MATERIAL TO PROCESS:

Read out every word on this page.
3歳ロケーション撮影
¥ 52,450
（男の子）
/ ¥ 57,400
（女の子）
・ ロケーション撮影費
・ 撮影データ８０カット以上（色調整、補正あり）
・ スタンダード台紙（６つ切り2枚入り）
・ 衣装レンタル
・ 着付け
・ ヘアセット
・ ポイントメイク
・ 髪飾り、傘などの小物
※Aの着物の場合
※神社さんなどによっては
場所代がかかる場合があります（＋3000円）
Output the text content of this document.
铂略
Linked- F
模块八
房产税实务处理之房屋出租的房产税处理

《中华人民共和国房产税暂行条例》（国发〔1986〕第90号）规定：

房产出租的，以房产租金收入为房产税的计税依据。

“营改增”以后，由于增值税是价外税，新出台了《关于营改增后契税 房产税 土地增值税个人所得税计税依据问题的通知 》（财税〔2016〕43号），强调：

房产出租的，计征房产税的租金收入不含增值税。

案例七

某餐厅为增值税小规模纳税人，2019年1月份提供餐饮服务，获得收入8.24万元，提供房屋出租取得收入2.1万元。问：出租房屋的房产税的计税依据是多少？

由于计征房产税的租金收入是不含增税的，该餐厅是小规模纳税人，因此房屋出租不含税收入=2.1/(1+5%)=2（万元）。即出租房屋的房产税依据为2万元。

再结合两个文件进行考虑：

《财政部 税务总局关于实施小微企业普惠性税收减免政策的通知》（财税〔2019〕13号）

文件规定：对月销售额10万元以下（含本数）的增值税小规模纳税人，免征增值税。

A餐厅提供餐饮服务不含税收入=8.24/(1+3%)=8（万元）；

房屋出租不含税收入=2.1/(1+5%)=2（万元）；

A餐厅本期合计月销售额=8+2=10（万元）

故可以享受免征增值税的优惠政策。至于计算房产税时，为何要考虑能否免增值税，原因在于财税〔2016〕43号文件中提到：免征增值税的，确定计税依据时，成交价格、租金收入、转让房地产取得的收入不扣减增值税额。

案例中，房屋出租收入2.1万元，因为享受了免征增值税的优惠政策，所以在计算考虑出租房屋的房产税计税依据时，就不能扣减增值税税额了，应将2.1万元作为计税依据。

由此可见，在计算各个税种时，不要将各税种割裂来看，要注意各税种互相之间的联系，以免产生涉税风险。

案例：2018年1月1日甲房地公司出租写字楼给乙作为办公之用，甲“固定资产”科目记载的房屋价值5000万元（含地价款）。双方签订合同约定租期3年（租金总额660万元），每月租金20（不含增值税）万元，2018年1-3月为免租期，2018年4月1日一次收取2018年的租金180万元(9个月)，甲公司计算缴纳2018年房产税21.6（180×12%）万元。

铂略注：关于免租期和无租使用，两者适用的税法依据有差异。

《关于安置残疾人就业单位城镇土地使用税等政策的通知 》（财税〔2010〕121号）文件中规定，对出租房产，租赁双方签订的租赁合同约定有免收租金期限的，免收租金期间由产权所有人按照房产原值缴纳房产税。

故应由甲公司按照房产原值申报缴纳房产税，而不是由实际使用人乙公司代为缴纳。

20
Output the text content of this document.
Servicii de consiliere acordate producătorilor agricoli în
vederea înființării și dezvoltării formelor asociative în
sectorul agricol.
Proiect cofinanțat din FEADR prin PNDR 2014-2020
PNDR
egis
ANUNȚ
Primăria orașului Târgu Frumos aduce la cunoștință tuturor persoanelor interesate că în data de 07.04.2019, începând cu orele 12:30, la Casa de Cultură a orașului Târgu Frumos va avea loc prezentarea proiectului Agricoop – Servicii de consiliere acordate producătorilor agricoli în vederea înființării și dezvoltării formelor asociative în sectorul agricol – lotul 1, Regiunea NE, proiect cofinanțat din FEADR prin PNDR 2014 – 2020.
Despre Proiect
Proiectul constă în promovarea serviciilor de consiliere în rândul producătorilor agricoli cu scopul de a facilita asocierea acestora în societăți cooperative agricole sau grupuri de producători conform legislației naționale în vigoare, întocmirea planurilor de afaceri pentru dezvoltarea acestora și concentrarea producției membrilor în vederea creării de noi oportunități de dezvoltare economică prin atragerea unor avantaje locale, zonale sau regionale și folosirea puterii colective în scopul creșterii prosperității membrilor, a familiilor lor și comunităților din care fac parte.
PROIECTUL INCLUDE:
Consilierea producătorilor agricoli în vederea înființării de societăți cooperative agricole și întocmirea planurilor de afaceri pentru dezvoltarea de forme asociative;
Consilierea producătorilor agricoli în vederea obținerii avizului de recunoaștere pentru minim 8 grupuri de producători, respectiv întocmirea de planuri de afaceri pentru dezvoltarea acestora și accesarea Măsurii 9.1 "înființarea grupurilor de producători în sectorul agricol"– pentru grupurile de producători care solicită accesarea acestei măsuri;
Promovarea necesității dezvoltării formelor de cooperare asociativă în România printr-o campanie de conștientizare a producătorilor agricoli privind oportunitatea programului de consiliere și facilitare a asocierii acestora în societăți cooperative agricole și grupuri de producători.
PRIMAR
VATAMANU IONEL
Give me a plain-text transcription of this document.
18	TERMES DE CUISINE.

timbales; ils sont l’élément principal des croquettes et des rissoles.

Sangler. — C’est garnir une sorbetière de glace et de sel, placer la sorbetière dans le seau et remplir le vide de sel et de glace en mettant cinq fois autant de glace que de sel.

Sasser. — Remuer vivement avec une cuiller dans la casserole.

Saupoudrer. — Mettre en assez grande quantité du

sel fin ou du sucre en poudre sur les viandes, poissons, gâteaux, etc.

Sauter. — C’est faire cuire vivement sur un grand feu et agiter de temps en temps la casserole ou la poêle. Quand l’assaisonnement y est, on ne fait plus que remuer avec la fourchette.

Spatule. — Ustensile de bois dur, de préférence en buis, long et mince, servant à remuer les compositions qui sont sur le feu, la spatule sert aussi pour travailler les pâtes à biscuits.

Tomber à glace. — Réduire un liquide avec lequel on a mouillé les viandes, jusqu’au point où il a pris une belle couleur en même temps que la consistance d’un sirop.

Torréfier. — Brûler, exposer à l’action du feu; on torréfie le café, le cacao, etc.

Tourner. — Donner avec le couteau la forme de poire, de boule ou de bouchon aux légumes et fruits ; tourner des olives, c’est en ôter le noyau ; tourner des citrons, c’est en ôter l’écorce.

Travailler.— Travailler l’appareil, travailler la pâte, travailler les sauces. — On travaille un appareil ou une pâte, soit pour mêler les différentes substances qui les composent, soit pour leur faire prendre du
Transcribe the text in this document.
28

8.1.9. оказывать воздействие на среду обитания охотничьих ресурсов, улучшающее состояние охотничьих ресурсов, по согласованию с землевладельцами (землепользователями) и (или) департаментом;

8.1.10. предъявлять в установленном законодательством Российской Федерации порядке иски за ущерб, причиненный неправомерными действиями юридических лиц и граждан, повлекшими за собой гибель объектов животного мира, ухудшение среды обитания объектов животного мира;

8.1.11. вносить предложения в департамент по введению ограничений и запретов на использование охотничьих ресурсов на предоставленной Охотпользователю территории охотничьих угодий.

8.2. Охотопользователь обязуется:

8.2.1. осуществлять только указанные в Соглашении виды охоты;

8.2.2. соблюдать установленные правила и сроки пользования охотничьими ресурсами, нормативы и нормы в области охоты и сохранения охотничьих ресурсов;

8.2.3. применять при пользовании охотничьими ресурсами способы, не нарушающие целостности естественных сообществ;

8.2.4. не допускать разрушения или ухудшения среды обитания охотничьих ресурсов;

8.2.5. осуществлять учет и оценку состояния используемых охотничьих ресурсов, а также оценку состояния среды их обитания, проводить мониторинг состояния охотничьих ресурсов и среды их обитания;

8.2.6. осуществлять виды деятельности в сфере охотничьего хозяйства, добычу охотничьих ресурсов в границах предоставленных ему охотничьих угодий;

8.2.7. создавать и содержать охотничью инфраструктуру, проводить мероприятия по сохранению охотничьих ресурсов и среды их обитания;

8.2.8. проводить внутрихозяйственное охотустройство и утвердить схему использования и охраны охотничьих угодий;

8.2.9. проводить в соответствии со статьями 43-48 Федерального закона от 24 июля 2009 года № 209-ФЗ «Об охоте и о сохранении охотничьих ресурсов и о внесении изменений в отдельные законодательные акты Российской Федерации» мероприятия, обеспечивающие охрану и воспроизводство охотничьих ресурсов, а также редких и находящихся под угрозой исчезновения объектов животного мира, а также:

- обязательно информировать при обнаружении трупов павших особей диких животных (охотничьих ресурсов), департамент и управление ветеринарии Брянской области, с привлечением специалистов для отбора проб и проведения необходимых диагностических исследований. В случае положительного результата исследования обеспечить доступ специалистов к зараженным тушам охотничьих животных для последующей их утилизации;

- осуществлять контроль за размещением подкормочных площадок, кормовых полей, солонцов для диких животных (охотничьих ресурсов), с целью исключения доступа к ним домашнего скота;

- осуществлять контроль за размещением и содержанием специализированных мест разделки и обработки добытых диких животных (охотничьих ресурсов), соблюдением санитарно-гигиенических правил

TASK STATEMENT: Give nothing but the count of lines in the listing above that hold the string "asociative".

COMPLETE ANSWER: 3